▶ **INSTRUCTION**
Repeat the lines that follow, leaving nothing out.

┏━━

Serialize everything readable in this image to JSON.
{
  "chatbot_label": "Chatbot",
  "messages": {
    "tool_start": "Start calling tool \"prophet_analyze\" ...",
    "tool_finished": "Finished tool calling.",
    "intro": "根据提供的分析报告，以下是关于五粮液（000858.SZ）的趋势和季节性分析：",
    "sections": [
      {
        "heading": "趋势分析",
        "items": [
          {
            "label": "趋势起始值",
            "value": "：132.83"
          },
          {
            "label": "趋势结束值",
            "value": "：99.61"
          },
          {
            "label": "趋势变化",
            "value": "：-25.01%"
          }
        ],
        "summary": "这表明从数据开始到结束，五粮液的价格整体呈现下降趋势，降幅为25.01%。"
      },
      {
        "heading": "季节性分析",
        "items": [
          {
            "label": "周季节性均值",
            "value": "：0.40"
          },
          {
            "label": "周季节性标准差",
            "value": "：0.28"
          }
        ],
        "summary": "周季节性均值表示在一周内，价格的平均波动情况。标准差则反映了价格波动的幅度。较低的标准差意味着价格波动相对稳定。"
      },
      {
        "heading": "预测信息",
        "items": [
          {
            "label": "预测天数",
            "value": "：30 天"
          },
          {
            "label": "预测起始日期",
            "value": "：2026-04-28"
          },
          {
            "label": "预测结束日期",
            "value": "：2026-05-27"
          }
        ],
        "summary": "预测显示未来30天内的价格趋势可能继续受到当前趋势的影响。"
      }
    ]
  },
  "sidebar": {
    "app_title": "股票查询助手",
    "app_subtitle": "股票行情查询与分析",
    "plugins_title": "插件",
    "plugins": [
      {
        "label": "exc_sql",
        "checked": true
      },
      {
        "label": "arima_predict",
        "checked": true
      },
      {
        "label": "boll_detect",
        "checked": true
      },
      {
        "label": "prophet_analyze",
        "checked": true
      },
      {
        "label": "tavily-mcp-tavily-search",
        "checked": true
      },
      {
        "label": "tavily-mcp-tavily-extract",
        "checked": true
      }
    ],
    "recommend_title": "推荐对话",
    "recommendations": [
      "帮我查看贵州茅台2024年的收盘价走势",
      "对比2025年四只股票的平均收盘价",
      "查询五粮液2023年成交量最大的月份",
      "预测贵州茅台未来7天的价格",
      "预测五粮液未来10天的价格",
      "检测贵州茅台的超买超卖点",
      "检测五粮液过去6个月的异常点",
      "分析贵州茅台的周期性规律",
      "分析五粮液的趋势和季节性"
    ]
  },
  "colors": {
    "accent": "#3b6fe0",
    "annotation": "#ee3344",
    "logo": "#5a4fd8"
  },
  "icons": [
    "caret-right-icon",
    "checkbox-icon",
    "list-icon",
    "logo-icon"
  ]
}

┗━━

▶ **TASK RESULT**
Serialize everything readable in this image to JSON.
{
  "chatbot_label": "Chatbot",
  "messages": {
    "tool_start": "Start calling tool \"prophet_analyze\" ...",
    "tool_finished": "Finished tool calling.",
    "intro": "根据提供的分析报告，以下是关于五粮液（000858.SZ）的趋势和季节性分析：",
    "sections": [
      {
        "heading": "趋势分析",
        "items": [
          {
            "label": "趋势起始值",
            "value": "：132.83"
          },
          {
            "label": "趋势结束值",
            "value": "：99.61"
          },
          {
            "label": "趋势变化",
            "value": "：-25.01%"
          }
        ],
        "summary": "这表明从数据开始到结束，五粮液的价格整体呈现下降趋势，降幅为25.01%。"
      },
      {
        "heading": "季节性分析",
        "items": [
          {
            "label": "周季节性均值",
            "value": "：0.40"
          },
          {
            "label": "周季节性标准差",
            "value": "：0.28"
          }
        ],
        "summary": "周季节性均值表示在一周内，价格的平均波动情况。标准差则反映了价格波动的幅度。较低的标准差意味着价格波动相对稳定。"
      },
      {
        "heading": "预测信息",
        "items": [
          {
            "label": "预测天数",
            "value": "：30 天"
          },
          {
            "label": "预测起始日期",
            "value": "：2026-04-28"
          },
          {
            "label": "预测结束日期",
            "value": "：2026-05-27"
          }
        ],
        "summary": "预测显示未来30天内的价格趋势可能继续受到当前趋势的影响。"
      }
    ]
  },
  "sidebar": {
    "app_title": "股票查询助手",
    "app_subtitle": "股票行情查询与分析",
    "plugins_title": "插件",
    "plugins": [
      {
        "label": "exc_sql",
        "checked": true
      },
      {
        "label": "arima_predict",
        "checked": true
      },
      {
        "label": "boll_detect",
        "checked": true
      },
      {
        "label": "prophet_analyze",
        "checked": true
      },
      {
        "label": "tavily-mcp-tavily-search",
        "checked": true
      },
      {
        "label": "tavily-mcp-tavily-extract",
        "checked": true
      }
    ],
    "recommend_title": "推荐对话",
    "recommendations": [
      "帮我查看贵州茅台2024年的收盘价走势",
      "对比2025年四只股票的平均收盘价",
      "查询五粮液2023年成交量最大的月份",
      "预测贵州茅台未来7天的价格",
      "预测五粮液未来10天的价格",
      "检测贵州茅台的超买超卖点",
      "检测五粮液过去6个月的异常点",
      "分析贵州茅台的周期性规律",
      "分析五粮液的趋势和季节性"
    ]
  },
  "colors": {
    "accent": "#3b6fe0",
    "annotation": "#ee3344",
    "logo": "#5a4fd8"
  },
  "icons": [
    "caret-right-icon",
    "checkbox-icon",
    "list-icon",
    "logo-icon"
  ]
}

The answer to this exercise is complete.